Challenge:
Your job is to retype all of the data word for word, leaving every image out.

The data:
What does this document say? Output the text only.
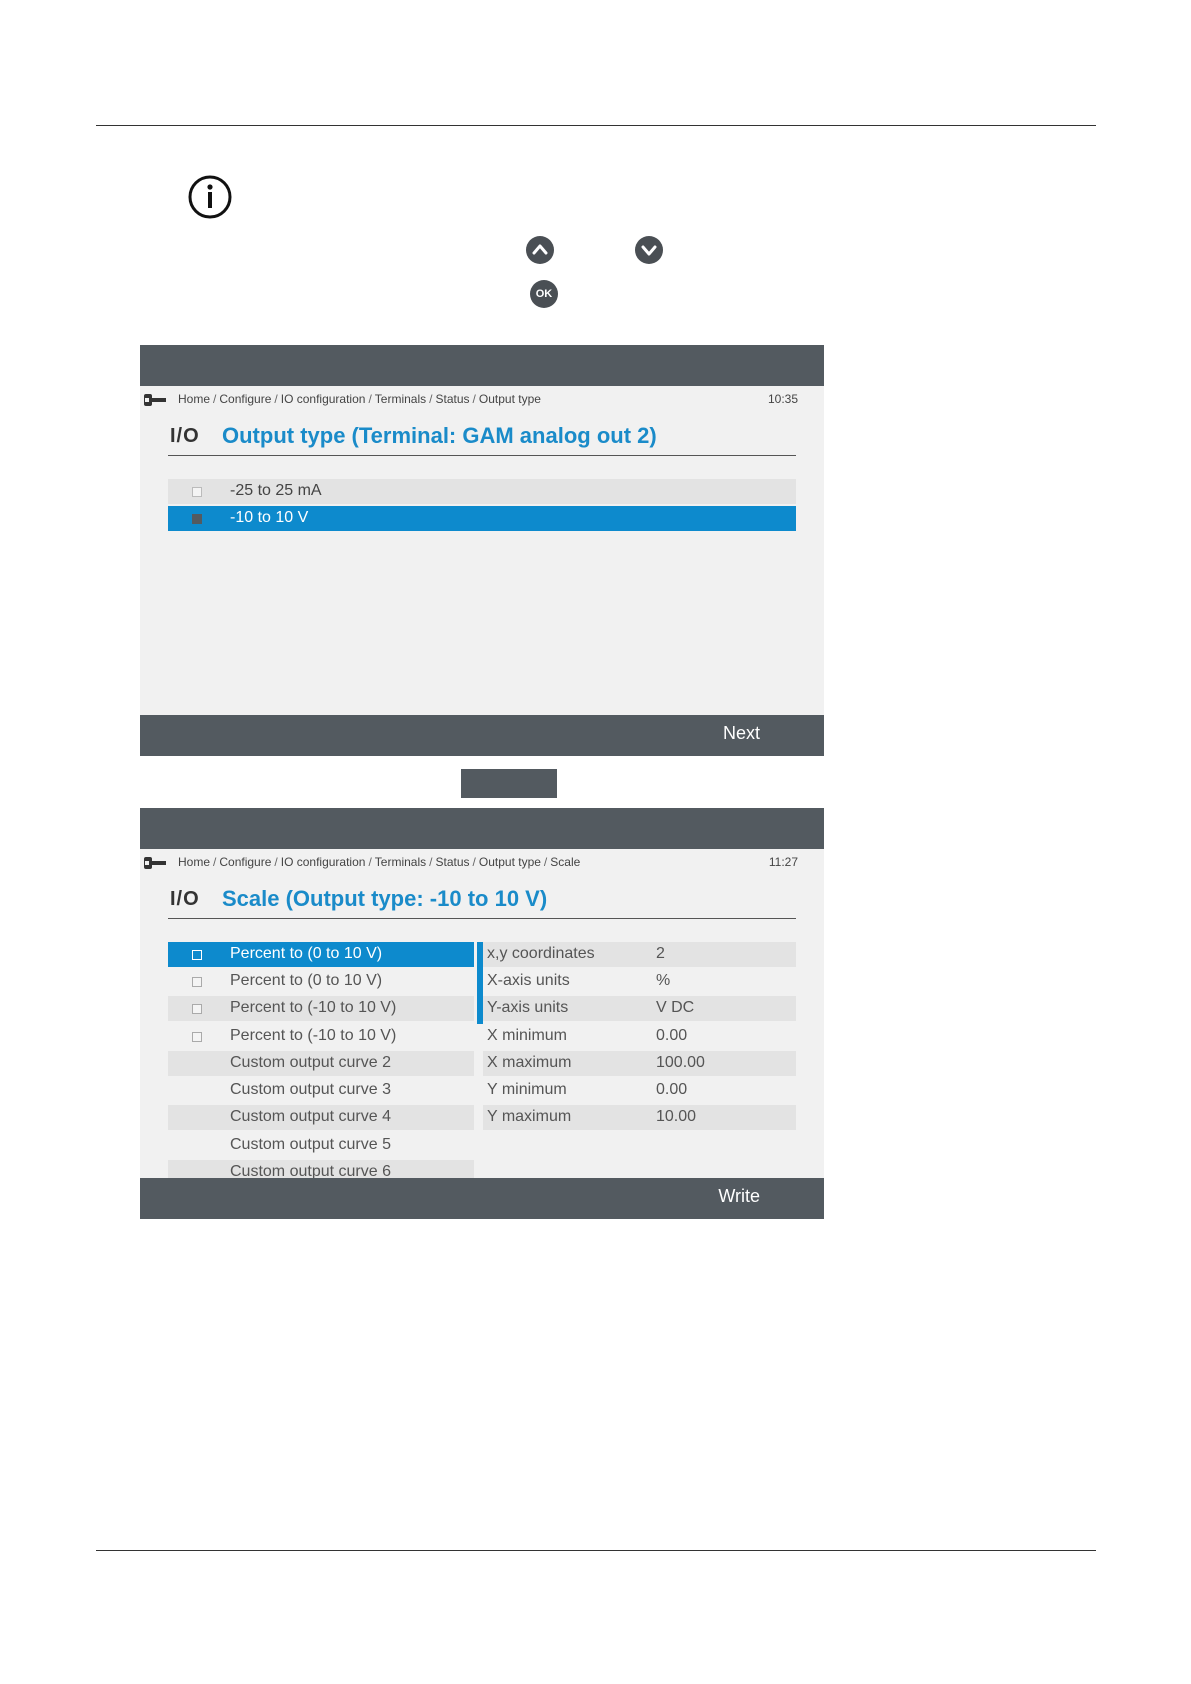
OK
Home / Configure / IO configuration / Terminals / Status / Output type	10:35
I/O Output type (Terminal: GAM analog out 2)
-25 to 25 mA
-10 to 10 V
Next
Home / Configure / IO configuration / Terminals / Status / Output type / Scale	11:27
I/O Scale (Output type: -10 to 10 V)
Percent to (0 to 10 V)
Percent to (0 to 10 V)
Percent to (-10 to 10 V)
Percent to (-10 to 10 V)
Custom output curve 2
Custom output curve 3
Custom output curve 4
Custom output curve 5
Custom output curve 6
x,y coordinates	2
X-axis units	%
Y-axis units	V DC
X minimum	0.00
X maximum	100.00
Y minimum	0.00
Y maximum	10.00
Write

Written answer:
What does this document say? Output the text only.
OK
Home / Configure / IO configuration / Terminals / Status / Output type	10:35
I/O Output type (Terminal: GAM analog out 2)
-25 to 25 mA
-10 to 10 V
Next
Home / Configure / IO configuration / Terminals / Status / Output type / Scale	11:27
I/O Scale (Output type: -10 to 10 V)
Percent to (0 to 10 V)
Percent to (0 to 10 V)
Percent to (-10 to 10 V)
Percent to (-10 to 10 V)
Custom output curve 2
Custom output curve 3
Custom output curve 4
Custom output curve 5
Custom output curve 6
x,y coordinates	2
X-axis units	%
Y-axis units	V DC
X minimum	0.00
X maximum	100.00
Y minimum	0.00
Y maximum	10.00
Write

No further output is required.